SHORT EXERCISE =>
Which lines in the records below contain the word "number"? Copy each of them.

WORKING DATA =>
------------------------------------

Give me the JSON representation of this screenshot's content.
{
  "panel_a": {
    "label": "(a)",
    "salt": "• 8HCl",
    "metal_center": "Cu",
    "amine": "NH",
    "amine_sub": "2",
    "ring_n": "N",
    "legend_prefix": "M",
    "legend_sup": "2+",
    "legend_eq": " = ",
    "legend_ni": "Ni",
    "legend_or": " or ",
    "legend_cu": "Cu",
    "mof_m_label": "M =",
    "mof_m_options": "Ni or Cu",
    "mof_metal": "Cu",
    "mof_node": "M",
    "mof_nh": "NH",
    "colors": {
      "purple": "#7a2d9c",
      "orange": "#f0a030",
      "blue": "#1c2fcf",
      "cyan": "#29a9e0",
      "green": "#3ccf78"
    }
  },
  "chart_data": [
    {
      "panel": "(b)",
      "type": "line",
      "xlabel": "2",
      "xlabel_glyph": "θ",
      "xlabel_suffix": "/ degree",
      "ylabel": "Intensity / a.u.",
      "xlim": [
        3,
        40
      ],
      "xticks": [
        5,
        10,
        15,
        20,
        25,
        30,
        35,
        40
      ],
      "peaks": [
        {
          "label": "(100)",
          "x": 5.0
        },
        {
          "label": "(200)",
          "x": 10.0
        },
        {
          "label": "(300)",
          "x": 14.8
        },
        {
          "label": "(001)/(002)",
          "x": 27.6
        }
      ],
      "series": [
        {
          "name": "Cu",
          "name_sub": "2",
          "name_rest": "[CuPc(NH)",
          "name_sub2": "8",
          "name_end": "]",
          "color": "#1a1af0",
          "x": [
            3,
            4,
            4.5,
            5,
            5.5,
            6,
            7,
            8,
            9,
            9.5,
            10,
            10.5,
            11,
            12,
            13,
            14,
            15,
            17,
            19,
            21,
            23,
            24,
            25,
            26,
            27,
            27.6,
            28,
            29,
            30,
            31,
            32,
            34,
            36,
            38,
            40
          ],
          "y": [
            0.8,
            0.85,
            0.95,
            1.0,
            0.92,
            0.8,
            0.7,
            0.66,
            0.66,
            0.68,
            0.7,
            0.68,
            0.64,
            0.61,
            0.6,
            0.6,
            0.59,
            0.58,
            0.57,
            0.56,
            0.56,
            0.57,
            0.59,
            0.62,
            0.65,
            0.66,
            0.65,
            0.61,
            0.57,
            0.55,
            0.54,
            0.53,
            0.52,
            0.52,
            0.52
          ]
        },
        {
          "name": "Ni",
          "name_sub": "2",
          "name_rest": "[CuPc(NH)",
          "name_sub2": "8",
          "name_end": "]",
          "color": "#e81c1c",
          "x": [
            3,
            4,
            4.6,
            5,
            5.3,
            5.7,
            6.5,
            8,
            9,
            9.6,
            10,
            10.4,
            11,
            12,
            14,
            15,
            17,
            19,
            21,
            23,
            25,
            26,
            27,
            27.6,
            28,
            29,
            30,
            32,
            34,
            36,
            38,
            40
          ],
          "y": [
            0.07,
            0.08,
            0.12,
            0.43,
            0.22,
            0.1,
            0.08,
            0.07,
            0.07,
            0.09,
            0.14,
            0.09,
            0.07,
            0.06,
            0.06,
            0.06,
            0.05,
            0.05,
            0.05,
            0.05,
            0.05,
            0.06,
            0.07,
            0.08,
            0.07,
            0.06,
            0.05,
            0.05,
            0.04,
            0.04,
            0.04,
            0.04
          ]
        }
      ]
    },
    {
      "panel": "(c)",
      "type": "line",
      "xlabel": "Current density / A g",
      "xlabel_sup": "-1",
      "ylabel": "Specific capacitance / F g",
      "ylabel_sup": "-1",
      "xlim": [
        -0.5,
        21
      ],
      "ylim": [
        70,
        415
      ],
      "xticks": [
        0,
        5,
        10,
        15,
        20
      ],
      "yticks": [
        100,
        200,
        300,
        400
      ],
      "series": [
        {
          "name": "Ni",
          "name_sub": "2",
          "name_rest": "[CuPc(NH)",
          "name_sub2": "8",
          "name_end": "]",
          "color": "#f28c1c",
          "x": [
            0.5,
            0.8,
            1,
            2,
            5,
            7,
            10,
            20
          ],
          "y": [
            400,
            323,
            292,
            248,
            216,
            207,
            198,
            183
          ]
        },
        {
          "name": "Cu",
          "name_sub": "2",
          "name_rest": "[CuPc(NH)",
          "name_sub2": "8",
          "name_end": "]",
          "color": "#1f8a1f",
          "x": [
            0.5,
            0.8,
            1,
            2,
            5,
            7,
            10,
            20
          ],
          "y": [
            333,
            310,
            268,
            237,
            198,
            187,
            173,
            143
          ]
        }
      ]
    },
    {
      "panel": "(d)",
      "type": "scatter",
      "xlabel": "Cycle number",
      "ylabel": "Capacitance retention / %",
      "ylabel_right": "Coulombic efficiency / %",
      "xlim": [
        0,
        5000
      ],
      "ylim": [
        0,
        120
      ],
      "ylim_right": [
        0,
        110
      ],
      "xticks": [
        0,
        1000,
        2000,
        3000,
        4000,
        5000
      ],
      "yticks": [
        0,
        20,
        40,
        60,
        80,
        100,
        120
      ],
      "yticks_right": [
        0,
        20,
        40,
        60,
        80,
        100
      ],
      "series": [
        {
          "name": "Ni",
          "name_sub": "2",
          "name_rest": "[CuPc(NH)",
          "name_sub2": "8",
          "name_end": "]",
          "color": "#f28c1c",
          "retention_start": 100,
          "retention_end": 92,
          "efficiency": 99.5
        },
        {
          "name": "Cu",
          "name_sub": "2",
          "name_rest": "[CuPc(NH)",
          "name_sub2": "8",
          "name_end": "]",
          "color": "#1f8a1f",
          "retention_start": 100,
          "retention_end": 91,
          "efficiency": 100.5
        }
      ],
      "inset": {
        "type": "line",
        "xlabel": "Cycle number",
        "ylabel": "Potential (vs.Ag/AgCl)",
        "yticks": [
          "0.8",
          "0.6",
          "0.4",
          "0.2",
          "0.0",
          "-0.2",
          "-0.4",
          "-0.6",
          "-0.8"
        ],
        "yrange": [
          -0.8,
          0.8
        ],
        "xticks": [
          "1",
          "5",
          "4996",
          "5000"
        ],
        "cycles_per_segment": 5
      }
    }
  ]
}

------------------------------------

PROBLEM SOLUTION =>
      "xlabel": "Cycle number",
        "xlabel": "Cycle number",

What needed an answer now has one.